[Records]
────────────────────────────────────────

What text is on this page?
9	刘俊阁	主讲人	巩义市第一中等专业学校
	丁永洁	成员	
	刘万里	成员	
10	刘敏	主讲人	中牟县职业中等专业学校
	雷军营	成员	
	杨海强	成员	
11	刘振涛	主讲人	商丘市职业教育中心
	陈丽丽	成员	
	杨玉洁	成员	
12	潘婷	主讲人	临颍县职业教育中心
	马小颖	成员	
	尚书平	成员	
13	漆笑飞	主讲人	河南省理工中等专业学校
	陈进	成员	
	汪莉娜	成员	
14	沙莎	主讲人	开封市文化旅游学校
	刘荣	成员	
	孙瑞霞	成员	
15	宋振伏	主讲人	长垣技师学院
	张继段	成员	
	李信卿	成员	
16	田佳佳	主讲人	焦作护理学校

────────────────────────────────────────

- Written instruction -
Reproduce the entries above in full by retyping them exactly.

- Response below -
What text is on this page?
9	刘俊阁	主讲人	巩义市第一中等专业学校
	丁永洁	成员	
	刘万里	成员	
10	刘敏	主讲人	中牟县职业中等专业学校
	雷军营	成员	
	杨海强	成员	
11	刘振涛	主讲人	商丘市职业教育中心
	陈丽丽	成员	
	杨玉洁	成员	
12	潘婷	主讲人	临颍县职业教育中心
	马小颖	成员	
	尚书平	成员	
13	漆笑飞	主讲人	河南省理工中等专业学校
	陈进	成员	
	汪莉娜	成员	
14	沙莎	主讲人	开封市文化旅游学校
	刘荣	成员	
	孙瑞霞	成员	
15	宋振伏	主讲人	长垣技师学院
	张继段	成员	
	李信卿	成员	
16	田佳佳	主讲人	焦作护理学校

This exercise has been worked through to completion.